-- begin --

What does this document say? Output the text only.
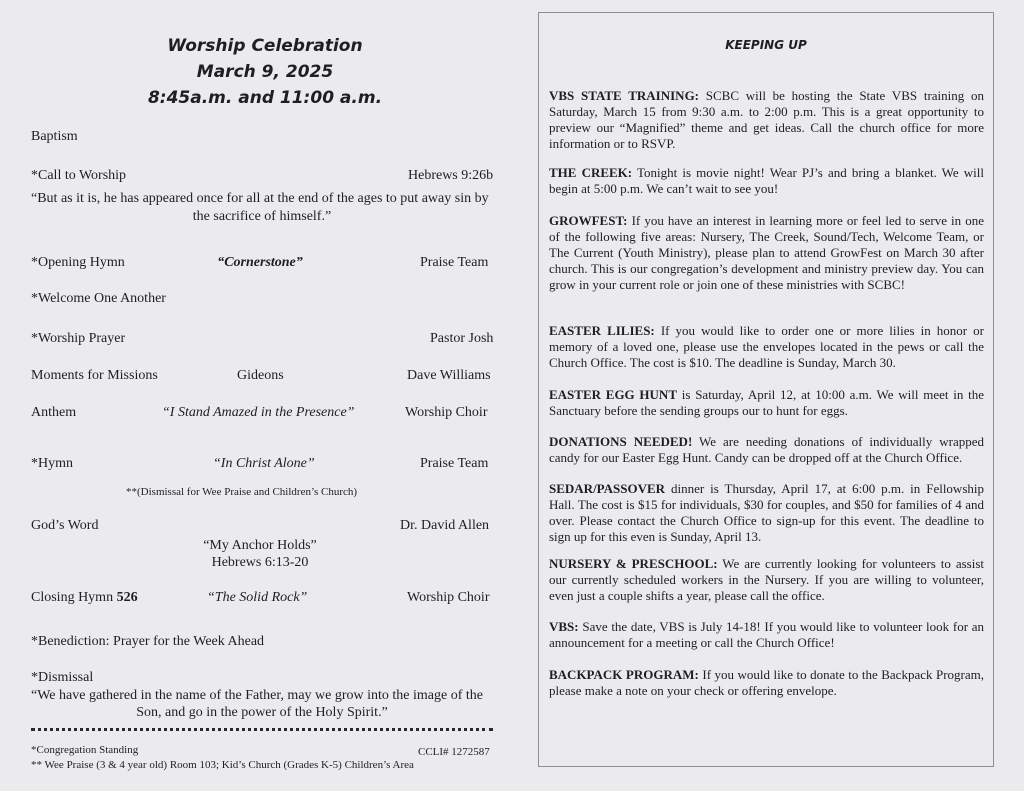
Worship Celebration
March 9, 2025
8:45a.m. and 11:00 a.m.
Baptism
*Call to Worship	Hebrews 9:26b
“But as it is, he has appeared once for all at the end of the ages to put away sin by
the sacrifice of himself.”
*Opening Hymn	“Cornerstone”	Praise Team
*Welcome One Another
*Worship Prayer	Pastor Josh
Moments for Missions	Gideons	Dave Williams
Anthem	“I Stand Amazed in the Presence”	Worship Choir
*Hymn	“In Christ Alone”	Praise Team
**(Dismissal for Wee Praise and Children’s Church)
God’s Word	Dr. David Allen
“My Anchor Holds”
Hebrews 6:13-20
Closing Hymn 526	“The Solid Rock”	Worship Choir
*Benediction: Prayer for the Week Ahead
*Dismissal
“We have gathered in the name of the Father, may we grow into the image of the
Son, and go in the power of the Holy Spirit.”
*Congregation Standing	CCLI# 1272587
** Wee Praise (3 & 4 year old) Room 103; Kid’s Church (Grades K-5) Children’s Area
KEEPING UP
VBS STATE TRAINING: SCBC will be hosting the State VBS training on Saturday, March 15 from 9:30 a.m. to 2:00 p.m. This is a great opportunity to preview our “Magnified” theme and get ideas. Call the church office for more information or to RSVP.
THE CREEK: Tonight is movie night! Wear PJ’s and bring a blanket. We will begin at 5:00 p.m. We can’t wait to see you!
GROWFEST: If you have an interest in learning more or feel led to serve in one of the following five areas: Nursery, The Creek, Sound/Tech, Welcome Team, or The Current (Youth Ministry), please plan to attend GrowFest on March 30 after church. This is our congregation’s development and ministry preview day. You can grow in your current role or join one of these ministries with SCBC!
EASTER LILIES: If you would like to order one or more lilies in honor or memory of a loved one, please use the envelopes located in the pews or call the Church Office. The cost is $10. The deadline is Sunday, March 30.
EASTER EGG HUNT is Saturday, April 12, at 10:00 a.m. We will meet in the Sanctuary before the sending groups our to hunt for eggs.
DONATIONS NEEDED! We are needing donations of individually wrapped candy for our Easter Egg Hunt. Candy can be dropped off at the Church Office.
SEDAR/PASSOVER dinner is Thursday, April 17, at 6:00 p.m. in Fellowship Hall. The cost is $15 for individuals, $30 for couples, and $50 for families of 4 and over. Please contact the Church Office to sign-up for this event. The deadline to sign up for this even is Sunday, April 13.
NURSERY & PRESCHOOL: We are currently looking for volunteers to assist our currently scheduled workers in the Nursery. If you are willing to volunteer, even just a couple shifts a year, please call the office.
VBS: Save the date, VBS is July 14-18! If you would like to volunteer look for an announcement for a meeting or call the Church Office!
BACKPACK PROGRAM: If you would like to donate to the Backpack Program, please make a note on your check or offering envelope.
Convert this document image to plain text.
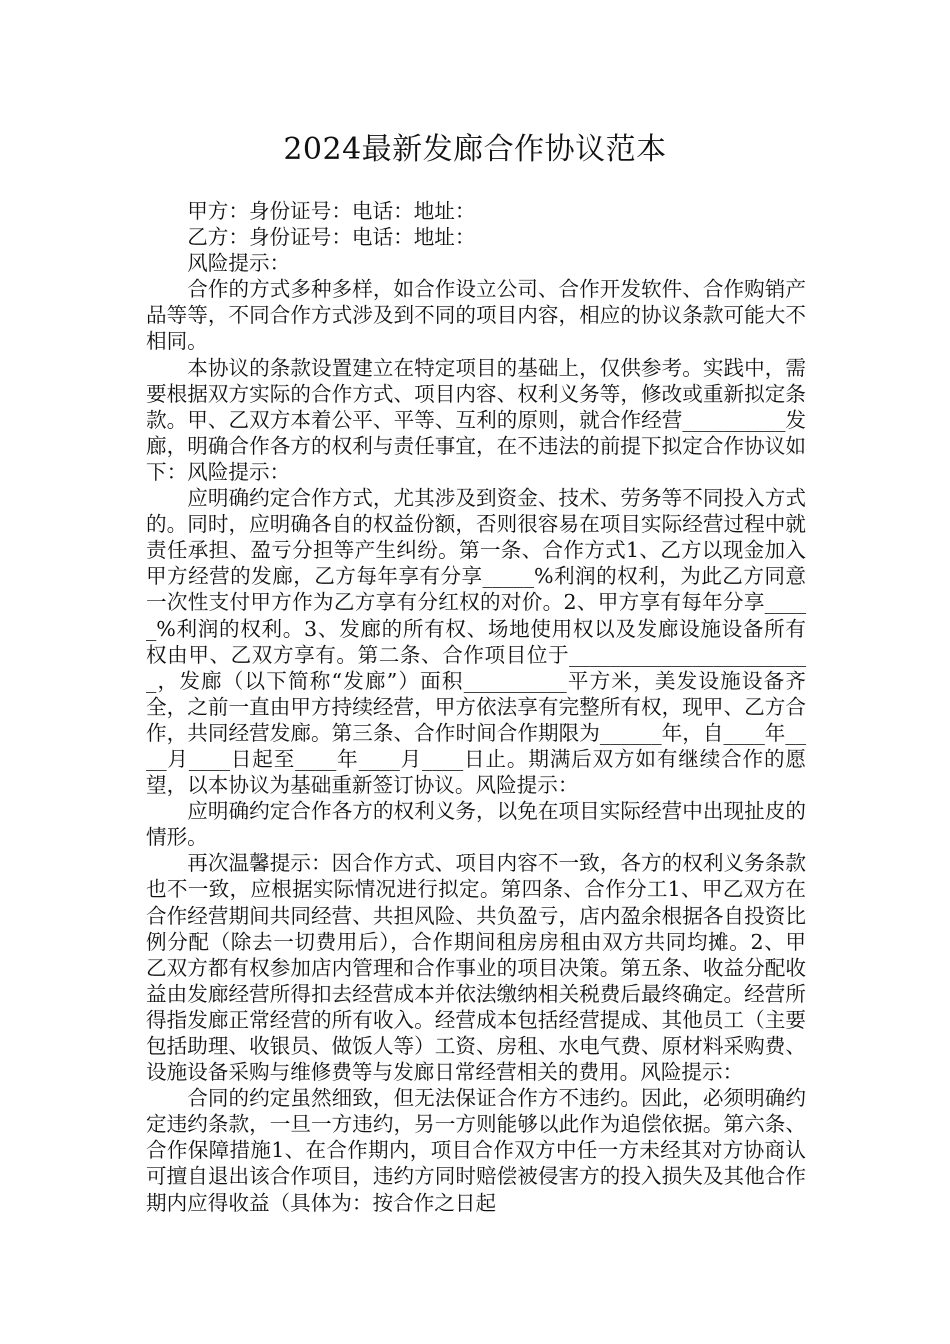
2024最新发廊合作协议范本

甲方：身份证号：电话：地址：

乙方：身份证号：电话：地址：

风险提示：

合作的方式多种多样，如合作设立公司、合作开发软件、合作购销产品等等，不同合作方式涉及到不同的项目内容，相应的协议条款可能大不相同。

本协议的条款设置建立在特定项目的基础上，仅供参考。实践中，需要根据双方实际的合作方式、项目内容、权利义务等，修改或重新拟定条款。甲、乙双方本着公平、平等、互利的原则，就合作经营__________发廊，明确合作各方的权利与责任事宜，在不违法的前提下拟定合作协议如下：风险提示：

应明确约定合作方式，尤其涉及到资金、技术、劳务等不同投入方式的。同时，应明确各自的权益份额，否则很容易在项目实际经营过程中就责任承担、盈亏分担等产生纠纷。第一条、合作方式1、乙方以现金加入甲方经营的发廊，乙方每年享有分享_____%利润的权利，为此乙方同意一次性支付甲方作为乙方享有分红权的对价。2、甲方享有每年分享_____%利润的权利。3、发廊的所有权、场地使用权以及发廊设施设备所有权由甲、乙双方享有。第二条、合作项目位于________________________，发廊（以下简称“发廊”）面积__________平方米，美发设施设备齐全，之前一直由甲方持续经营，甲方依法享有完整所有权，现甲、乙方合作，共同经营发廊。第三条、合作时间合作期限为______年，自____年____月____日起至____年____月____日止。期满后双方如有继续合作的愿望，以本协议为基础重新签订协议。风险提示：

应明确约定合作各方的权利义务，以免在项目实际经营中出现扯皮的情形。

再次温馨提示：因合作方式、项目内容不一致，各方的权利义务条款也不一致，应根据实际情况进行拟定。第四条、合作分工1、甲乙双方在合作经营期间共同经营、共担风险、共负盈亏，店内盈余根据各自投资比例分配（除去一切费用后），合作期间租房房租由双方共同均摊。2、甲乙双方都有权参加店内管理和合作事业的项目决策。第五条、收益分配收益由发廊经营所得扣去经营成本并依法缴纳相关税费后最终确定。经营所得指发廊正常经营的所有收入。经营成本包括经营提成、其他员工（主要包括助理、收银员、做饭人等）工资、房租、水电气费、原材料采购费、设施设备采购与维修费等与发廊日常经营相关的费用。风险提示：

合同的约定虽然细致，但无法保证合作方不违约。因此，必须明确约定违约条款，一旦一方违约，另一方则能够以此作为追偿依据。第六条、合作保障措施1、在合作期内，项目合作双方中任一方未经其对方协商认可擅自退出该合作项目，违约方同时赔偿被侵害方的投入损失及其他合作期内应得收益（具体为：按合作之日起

-- end --

* [REQUEST]:
Look through the entries above and report the number of lines that contain "Worship". Write only the number.

* [THE COMPLETED TASK]:
5